# STATED PROBLEM
Answer with a single number: the count of lines that include the string "blev".

-- START RECORDS FOR THE TASK --

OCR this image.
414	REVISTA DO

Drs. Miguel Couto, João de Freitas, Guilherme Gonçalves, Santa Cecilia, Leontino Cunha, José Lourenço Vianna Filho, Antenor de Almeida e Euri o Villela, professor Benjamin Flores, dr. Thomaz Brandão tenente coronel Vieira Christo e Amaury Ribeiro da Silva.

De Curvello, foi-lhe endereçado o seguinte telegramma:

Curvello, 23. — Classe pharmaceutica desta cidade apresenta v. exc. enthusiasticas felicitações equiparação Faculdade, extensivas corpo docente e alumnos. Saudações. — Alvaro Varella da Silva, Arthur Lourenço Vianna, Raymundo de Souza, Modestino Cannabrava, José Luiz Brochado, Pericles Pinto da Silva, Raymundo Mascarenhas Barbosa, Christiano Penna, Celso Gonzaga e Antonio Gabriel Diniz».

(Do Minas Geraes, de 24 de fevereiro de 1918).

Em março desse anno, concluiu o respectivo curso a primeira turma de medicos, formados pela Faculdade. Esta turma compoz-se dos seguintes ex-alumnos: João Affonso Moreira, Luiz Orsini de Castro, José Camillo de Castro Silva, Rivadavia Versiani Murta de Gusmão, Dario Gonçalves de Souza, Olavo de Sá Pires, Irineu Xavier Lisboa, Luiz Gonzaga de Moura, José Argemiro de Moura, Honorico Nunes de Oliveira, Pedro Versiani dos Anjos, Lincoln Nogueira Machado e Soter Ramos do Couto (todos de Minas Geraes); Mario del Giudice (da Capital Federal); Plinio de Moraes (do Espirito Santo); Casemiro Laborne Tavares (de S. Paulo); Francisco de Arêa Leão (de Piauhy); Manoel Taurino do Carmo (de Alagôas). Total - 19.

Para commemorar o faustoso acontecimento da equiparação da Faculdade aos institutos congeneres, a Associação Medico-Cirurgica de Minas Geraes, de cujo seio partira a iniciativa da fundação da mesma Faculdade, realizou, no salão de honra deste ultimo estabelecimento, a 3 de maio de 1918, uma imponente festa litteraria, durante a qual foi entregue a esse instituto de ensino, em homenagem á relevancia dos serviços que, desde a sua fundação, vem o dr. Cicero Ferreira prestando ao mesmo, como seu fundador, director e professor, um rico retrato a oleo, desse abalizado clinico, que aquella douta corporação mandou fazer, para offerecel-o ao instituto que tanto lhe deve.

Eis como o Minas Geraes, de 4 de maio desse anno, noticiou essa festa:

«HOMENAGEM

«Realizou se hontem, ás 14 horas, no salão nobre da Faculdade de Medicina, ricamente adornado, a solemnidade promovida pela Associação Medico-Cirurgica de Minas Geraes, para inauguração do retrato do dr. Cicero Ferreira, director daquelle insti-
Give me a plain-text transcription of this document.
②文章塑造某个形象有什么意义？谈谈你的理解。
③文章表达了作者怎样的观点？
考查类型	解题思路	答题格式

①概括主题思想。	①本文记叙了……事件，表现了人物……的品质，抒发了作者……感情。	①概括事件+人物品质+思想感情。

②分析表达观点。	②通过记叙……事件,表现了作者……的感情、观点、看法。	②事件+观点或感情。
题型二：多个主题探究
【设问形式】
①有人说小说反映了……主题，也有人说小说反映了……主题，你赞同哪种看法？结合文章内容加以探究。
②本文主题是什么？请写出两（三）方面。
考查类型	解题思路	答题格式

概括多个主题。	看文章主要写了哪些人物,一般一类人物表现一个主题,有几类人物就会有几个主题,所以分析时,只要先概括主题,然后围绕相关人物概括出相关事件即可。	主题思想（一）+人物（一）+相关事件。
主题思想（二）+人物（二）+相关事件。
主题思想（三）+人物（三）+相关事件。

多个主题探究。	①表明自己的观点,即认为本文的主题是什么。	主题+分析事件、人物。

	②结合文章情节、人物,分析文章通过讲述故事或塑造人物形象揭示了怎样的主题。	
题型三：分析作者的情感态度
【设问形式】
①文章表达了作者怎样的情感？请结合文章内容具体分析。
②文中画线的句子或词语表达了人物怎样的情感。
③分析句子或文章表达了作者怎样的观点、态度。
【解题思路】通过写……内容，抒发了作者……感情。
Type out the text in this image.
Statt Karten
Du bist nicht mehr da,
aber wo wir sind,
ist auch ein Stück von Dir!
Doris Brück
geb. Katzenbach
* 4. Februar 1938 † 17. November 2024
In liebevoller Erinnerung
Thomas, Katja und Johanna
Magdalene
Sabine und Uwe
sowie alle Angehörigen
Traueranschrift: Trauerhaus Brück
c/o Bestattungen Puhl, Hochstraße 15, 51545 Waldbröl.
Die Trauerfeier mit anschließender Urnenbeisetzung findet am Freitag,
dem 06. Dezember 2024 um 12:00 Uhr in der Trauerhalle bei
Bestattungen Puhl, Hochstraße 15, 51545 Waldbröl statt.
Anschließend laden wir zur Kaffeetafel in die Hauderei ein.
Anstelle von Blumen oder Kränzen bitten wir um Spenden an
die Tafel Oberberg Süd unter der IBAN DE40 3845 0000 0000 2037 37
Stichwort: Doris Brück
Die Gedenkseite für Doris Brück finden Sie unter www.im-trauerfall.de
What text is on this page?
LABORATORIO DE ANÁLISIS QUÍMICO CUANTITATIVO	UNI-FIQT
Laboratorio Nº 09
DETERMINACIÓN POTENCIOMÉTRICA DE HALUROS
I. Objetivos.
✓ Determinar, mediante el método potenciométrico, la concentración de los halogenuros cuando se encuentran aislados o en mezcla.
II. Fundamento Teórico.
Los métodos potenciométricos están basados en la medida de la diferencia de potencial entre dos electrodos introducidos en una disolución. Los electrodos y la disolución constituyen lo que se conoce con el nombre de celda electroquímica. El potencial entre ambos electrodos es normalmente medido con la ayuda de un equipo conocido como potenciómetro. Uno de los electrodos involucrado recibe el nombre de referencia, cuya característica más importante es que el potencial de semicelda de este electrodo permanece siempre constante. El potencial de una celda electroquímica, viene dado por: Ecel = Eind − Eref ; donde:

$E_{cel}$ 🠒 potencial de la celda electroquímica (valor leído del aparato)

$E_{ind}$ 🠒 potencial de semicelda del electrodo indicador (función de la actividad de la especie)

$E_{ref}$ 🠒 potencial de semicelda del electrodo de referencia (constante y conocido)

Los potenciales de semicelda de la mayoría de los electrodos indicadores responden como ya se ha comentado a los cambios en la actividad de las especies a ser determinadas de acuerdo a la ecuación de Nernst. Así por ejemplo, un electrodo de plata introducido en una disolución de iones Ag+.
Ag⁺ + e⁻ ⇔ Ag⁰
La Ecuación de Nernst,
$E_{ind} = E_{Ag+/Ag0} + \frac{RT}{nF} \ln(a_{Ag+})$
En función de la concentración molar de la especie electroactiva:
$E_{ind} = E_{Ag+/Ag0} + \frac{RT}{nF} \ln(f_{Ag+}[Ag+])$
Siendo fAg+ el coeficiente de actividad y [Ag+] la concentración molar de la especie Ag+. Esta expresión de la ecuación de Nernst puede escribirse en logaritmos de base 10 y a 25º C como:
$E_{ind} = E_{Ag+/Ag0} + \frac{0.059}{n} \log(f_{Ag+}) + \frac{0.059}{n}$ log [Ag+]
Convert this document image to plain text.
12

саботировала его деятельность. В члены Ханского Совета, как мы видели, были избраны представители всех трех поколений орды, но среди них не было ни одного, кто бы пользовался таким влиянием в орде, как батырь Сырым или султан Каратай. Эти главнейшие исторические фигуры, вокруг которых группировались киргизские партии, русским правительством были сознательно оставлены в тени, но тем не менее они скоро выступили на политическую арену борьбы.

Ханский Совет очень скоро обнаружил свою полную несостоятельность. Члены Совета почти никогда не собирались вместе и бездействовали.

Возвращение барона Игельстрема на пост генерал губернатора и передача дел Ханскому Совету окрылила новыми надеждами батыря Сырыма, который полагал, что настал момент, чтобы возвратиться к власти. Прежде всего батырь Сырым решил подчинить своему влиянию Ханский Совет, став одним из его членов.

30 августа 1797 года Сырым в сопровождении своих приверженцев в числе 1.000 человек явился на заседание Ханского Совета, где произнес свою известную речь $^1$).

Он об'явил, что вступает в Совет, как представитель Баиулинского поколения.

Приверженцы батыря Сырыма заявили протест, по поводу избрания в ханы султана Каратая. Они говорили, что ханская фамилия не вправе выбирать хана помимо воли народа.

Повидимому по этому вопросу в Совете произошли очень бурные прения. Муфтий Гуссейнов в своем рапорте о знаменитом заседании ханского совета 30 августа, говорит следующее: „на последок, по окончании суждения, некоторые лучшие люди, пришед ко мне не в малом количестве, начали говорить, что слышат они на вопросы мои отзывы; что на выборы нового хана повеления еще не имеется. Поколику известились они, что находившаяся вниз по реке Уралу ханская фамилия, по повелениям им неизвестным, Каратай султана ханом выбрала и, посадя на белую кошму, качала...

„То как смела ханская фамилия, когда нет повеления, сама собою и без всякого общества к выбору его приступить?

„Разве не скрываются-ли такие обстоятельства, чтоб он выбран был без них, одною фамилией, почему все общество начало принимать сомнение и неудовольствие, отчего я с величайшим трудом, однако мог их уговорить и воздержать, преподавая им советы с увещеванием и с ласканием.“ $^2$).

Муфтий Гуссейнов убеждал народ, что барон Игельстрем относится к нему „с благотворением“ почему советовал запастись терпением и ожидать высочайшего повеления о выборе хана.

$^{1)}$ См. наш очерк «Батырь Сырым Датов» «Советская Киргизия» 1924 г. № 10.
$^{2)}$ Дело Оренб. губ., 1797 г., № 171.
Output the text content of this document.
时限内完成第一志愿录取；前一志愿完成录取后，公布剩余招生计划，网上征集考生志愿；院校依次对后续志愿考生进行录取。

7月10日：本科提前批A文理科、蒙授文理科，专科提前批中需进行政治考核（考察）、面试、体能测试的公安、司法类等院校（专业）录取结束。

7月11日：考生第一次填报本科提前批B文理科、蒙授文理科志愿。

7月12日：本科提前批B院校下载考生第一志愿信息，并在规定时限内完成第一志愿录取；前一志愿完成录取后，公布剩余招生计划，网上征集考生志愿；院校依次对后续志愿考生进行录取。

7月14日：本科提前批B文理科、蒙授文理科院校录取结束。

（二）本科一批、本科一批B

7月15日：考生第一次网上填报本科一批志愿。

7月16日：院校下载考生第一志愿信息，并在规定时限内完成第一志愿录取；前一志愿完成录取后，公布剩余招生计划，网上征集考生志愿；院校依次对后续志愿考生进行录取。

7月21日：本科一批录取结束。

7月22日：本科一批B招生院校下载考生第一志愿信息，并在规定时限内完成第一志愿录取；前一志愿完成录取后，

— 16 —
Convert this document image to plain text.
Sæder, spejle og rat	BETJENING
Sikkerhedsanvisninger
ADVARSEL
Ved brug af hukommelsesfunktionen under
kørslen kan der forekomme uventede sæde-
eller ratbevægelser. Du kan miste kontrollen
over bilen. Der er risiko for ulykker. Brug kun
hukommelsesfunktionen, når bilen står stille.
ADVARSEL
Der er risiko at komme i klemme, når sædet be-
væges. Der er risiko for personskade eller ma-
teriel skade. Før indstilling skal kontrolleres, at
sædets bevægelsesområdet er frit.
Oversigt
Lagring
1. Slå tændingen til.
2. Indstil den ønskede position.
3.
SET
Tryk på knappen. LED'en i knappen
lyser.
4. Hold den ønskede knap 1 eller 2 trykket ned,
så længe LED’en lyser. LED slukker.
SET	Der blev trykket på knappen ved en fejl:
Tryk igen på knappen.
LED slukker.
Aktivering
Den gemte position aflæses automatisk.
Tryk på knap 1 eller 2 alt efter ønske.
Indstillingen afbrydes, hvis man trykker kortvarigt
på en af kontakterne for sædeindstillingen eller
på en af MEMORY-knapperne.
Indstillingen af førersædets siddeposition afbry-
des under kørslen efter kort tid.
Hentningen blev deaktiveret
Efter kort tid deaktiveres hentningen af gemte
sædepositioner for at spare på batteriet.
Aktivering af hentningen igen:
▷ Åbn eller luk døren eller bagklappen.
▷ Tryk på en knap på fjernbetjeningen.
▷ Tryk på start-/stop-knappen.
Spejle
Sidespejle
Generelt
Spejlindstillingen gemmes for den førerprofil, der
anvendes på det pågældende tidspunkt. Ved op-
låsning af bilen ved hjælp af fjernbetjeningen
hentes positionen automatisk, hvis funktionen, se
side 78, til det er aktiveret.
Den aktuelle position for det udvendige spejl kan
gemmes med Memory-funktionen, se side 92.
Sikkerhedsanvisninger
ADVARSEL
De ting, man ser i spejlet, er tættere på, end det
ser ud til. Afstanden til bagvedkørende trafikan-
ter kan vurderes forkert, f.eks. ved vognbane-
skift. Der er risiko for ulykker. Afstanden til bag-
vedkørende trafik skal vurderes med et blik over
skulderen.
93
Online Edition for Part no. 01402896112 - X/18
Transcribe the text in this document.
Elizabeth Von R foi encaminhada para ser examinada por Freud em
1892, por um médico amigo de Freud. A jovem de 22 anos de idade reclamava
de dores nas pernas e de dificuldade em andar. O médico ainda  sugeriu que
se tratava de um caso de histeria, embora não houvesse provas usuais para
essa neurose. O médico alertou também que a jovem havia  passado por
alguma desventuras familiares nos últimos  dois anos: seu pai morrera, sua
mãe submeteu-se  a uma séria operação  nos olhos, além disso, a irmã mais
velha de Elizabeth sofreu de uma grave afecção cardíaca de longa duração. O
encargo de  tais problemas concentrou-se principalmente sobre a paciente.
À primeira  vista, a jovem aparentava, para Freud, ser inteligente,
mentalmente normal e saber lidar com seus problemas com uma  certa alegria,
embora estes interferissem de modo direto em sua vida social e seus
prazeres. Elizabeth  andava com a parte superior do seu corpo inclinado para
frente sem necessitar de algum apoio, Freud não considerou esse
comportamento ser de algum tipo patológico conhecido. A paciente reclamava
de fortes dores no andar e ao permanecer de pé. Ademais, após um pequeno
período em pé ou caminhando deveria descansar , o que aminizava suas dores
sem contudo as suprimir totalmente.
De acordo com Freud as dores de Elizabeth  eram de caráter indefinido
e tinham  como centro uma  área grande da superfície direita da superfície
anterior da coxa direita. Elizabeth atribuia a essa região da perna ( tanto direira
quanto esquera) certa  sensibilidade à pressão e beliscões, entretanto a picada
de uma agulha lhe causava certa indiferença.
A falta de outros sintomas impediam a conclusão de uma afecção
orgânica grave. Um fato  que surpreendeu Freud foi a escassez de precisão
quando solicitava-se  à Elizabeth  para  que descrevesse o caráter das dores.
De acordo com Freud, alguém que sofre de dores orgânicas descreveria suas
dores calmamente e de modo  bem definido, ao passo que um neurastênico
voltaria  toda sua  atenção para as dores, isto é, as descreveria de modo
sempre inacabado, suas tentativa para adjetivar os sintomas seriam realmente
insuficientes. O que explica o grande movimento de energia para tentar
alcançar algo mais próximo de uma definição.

-- END RECORDS FOR THE TASK --

# COMPLETE OUTPUT
2